§ **LISTED ENTRIES**:
———

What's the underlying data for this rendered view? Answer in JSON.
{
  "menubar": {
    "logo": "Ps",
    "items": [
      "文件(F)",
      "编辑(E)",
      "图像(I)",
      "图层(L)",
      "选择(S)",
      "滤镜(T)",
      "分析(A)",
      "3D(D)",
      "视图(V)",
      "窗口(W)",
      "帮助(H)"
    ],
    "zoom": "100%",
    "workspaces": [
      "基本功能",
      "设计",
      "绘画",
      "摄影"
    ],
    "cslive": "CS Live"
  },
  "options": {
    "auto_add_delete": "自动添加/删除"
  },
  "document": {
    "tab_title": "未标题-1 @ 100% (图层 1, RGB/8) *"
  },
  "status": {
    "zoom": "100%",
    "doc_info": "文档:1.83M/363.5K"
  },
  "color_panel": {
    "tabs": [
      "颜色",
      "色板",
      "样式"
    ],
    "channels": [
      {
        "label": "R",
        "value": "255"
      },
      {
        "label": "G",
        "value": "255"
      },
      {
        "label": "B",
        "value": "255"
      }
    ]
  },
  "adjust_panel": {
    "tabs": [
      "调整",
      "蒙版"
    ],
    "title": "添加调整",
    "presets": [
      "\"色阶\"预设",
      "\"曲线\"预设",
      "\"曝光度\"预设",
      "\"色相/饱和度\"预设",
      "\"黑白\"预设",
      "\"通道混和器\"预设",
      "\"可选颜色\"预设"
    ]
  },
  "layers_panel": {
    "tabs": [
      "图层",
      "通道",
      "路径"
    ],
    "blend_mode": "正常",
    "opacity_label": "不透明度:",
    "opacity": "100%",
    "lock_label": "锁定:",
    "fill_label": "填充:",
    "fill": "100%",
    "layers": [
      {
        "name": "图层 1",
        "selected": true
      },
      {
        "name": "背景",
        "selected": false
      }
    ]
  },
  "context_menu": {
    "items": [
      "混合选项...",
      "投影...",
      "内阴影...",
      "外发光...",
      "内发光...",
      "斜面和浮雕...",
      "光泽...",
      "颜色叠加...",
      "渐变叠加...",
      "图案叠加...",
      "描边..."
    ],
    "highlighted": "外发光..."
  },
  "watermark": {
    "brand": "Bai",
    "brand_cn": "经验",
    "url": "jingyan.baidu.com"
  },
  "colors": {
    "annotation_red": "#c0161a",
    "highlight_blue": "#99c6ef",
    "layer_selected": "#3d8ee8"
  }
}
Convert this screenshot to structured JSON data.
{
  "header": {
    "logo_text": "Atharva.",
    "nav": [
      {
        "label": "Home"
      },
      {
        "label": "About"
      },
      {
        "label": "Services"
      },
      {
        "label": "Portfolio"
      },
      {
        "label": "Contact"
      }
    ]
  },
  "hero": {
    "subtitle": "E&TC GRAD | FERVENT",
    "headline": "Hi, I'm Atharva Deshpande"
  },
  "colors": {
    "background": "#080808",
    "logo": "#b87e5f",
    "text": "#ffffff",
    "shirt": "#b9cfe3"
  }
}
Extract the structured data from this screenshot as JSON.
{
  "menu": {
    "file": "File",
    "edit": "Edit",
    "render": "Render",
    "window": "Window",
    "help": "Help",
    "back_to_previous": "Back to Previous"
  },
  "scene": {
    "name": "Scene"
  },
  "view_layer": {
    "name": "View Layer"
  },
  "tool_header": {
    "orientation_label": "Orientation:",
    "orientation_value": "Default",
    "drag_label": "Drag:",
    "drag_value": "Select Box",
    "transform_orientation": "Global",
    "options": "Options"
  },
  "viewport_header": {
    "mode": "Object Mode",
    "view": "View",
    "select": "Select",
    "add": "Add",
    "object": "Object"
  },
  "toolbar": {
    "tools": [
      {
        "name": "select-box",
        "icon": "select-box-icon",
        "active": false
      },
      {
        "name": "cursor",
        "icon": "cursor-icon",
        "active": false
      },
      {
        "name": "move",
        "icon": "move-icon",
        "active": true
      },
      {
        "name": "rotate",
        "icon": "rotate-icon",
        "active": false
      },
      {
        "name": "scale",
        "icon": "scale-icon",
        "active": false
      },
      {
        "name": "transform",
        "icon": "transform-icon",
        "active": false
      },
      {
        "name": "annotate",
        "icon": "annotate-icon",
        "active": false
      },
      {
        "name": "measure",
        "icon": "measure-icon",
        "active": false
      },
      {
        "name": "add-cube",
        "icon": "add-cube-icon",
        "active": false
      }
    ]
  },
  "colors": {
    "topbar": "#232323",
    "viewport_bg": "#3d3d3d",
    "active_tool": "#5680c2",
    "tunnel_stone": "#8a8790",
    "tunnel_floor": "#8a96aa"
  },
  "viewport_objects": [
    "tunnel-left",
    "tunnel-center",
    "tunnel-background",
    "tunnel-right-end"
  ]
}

———

§ **INSTRUCTIONS TO FOLLOW**: Every entry must be retyped in full, exactly as given.

§ **RESULT BELOW**:
What's the underlying data for this rendered view? Answer in JSON.
{
  "menubar": {
    "logo": "Ps",
    "items": [
      "文件(F)",
      "编辑(E)",
      "图像(I)",
      "图层(L)",
      "选择(S)",
      "滤镜(T)",
      "分析(A)",
      "3D(D)",
      "视图(V)",
      "窗口(W)",
      "帮助(H)"
    ],
    "zoom": "100%",
    "workspaces": [
      "基本功能",
      "设计",
      "绘画",
      "摄影"
    ],
    "cslive": "CS Live"
  },
  "options": {
    "auto_add_delete": "自动添加/删除"
  },
  "document": {
    "tab_title": "未标题-1 @ 100% (图层 1, RGB/8) *"
  },
  "status": {
    "zoom": "100%",
    "doc_info": "文档:1.83M/363.5K"
  },
  "color_panel": {
    "tabs": [
      "颜色",
      "色板",
      "样式"
    ],
    "channels": [
      {
        "label": "R",
        "value": "255"
      },
      {
        "label": "G",
        "value": "255"
      },
      {
        "label": "B",
        "value": "255"
      }
    ]
  },
  "adjust_panel": {
    "tabs": [
      "调整",
      "蒙版"
    ],
    "title": "添加调整",
    "presets": [
      "\"色阶\"预设",
      "\"曲线\"预设",
      "\"曝光度\"预设",
      "\"色相/饱和度\"预设",
      "\"黑白\"预设",
      "\"通道混和器\"预设",
      "\"可选颜色\"预设"
    ]
  },
  "layers_panel": {
    "tabs": [
      "图层",
      "通道",
      "路径"
    ],
    "blend_mode": "正常",
    "opacity_label": "不透明度:",
    "opacity": "100%",
    "lock_label": "锁定:",
    "fill_label": "填充:",
    "fill": "100%",
    "layers": [
      {
        "name": "图层 1",
        "selected": true
      },
      {
        "name": "背景",
        "selected": false
      }
    ]
  },
  "context_menu": {
    "items": [
      "混合选项...",
      "投影...",
      "内阴影...",
      "外发光...",
      "内发光...",
      "斜面和浮雕...",
      "光泽...",
      "颜色叠加...",
      "渐变叠加...",
      "图案叠加...",
      "描边..."
    ],
    "highlighted": "外发光..."
  },
  "watermark": {
    "brand": "Bai",
    "brand_cn": "经验",
    "url": "jingyan.baidu.com"
  },
  "colors": {
    "annotation_red": "#c0161a",
    "highlight_blue": "#99c6ef",
    "layer_selected": "#3d8ee8"
  }
}
Convert this screenshot to structured JSON data.
{
  "header": {
    "logo_text": "Atharva.",
    "nav": [
      {
        "label": "Home"
      },
      {
        "label": "About"
      },
      {
        "label": "Services"
      },
      {
        "label": "Portfolio"
      },
      {
        "label": "Contact"
      }
    ]
  },
  "hero": {
    "subtitle": "E&TC GRAD | FERVENT",
    "headline": "Hi, I'm Atharva Deshpande"
  },
  "colors": {
    "background": "#080808",
    "logo": "#b87e5f",
    "text": "#ffffff",
    "shirt": "#b9cfe3"
  }
}
Extract the structured data from this screenshot as JSON.
{
  "menu": {
    "file": "File",
    "edit": "Edit",
    "render": "Render",
    "window": "Window",
    "help": "Help",
    "back_to_previous": "Back to Previous"
  },
  "scene": {
    "name": "Scene"
  },
  "view_layer": {
    "name": "View Layer"
  },
  "tool_header": {
    "orientation_label": "Orientation:",
    "orientation_value": "Default",
    "drag_label": "Drag:",
    "drag_value": "Select Box",
    "transform_orientation": "Global",
    "options": "Options"
  },
  "viewport_header": {
    "mode": "Object Mode",
    "view": "View",
    "select": "Select",
    "add": "Add",
    "object": "Object"
  },
  "toolbar": {
    "tools": [
      {
        "name": "select-box",
        "icon": "select-box-icon",
        "active": false
      },
      {
        "name": "cursor",
        "icon": "cursor-icon",
        "active": false
      },
      {
        "name": "move",
        "icon": "move-icon",
        "active": true
      },
      {
        "name": "rotate",
        "icon": "rotate-icon",
        "active": false
      },
      {
        "name": "scale",
        "icon": "scale-icon",
        "active": false
      },
      {
        "name": "transform",
        "icon": "transform-icon",
        "active": false
      },
      {
        "name": "annotate",
        "icon": "annotate-icon",
        "active": false
      },
      {
        "name": "measure",
        "icon": "measure-icon",
        "active": false
      },
      {
        "name": "add-cube",
        "icon": "add-cube-icon",
        "active": false
      }
    ]
  },
  "colors": {
    "topbar": "#232323",
    "viewport_bg": "#3d3d3d",
    "active_tool": "#5680c2",
    "tunnel_stone": "#8a8790",
    "tunnel_floor": "#8a96aa"
  },
  "viewport_objects": [
    "tunnel-left",
    "tunnel-center",
    "tunnel-background",
    "tunnel-right-end"
  ]
}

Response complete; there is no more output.